>> Begin

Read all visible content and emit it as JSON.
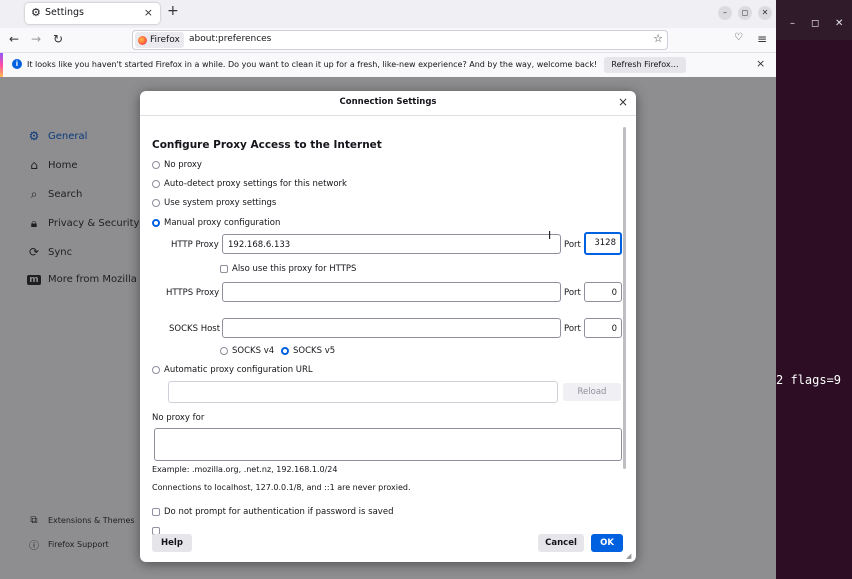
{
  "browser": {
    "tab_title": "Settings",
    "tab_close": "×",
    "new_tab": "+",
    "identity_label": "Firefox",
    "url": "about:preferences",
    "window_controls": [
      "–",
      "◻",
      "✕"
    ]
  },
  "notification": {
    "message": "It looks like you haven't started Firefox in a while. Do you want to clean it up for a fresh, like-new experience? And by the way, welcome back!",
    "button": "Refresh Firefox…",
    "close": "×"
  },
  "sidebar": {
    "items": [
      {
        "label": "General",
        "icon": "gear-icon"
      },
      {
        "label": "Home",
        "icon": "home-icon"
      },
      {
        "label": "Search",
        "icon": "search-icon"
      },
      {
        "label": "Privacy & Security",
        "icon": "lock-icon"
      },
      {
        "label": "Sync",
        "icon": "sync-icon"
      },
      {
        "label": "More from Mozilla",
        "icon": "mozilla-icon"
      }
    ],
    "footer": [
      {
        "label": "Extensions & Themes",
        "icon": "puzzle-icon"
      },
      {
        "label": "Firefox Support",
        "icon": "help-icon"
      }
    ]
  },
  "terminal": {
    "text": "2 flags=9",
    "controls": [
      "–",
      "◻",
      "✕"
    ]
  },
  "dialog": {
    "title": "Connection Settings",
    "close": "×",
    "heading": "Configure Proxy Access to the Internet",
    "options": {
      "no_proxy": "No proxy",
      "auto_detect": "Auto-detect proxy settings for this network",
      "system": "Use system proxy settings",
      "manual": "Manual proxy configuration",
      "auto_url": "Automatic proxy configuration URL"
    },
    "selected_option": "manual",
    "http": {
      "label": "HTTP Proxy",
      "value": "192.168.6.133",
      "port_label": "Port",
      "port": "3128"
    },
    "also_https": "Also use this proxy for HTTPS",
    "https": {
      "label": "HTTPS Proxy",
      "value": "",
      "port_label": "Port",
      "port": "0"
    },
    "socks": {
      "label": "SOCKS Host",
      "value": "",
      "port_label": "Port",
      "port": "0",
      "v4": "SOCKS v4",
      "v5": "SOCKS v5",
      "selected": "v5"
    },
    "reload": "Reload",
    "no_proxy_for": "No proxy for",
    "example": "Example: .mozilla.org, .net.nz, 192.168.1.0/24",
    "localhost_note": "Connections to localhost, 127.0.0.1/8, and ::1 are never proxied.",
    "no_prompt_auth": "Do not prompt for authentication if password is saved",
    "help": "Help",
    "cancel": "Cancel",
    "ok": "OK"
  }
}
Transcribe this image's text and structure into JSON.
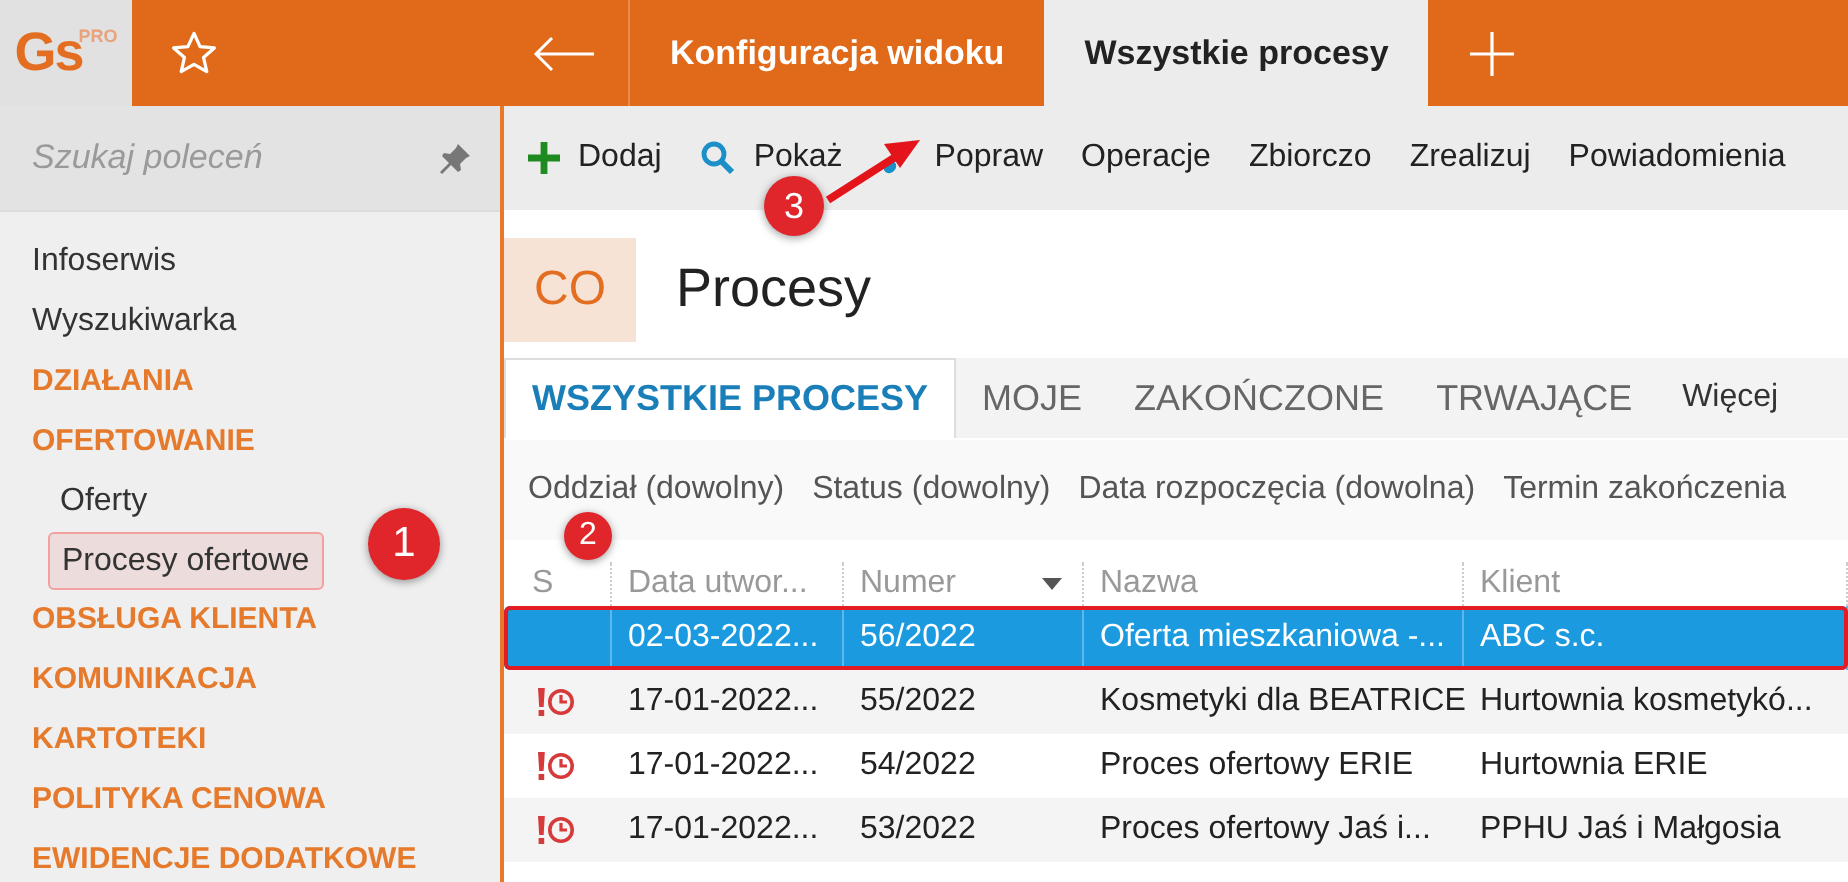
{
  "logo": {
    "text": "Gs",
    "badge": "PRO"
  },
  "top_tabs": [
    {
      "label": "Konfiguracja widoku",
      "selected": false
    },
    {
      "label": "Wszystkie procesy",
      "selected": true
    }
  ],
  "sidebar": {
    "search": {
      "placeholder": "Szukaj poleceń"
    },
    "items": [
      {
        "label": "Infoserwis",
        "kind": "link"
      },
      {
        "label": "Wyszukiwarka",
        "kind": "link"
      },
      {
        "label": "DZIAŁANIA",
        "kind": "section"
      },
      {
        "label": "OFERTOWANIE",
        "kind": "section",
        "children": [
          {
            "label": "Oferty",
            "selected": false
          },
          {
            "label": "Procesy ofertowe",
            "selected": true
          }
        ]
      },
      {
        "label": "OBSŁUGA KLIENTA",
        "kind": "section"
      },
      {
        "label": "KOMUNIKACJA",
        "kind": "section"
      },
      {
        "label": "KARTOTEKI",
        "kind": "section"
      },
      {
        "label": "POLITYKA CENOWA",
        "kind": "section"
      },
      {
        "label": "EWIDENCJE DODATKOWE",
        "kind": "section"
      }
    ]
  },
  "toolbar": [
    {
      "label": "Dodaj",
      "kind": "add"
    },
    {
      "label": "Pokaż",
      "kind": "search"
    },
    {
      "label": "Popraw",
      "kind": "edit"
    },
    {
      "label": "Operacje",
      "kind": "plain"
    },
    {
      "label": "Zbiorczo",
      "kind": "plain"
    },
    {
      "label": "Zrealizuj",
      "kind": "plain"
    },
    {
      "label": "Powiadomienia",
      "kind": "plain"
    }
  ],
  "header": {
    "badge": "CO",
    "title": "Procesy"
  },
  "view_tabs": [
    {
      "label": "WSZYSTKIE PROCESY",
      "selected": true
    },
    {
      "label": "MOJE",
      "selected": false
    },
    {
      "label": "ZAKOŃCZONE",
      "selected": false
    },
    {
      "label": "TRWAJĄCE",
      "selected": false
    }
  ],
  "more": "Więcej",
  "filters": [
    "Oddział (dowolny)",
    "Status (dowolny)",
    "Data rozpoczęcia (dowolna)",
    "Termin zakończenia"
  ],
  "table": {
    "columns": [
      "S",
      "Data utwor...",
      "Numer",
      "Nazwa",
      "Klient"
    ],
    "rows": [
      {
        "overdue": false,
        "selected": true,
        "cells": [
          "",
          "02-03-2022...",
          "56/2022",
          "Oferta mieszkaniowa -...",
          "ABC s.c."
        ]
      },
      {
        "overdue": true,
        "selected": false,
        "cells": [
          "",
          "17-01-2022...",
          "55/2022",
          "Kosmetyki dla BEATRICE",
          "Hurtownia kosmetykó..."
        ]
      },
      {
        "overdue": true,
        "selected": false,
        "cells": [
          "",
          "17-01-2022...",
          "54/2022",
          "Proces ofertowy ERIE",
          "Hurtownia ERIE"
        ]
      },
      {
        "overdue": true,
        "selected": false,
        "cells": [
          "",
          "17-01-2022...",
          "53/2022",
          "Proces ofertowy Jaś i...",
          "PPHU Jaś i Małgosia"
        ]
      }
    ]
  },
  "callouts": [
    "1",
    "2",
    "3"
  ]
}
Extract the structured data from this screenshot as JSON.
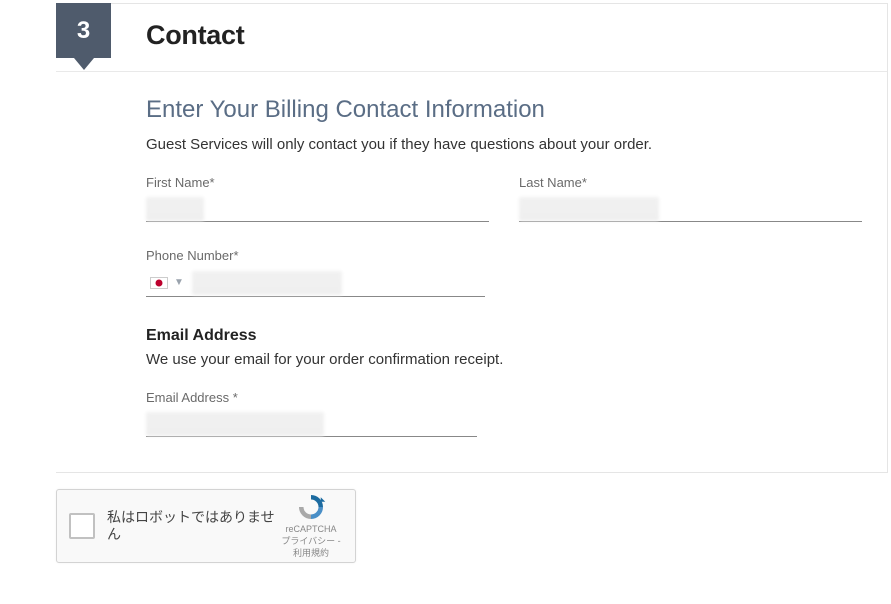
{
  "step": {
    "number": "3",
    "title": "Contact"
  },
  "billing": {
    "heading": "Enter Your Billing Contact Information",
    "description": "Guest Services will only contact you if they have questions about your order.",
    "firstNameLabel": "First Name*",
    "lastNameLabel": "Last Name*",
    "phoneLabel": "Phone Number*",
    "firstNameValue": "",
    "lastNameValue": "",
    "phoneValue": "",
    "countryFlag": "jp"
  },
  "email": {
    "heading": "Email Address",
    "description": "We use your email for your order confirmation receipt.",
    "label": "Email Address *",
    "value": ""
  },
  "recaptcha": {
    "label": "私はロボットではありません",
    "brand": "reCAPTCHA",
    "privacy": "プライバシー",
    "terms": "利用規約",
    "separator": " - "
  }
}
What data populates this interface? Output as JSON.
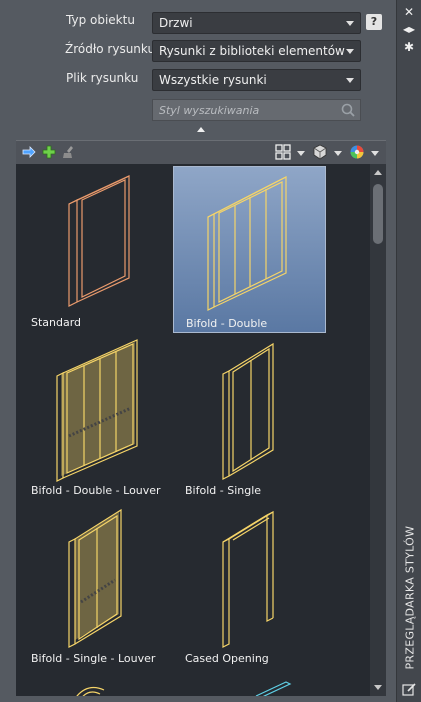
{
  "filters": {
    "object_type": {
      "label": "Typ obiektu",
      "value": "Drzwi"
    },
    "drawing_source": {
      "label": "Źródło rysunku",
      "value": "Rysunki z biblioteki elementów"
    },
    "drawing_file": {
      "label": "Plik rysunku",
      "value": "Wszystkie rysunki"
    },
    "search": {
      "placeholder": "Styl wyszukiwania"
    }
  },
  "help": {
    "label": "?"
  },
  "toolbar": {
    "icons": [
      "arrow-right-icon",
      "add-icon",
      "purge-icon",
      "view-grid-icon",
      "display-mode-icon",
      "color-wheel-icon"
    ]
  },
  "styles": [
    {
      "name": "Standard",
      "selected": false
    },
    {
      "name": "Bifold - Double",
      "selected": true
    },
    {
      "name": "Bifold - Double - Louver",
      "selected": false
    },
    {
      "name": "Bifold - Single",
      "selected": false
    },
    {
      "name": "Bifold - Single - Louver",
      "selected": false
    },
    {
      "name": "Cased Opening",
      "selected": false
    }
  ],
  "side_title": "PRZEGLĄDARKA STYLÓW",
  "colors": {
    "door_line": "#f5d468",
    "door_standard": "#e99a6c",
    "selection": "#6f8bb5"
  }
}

>> End

Exactly how many lines of the material contain the word "Firefox"? Write the number alone.

### Task response
4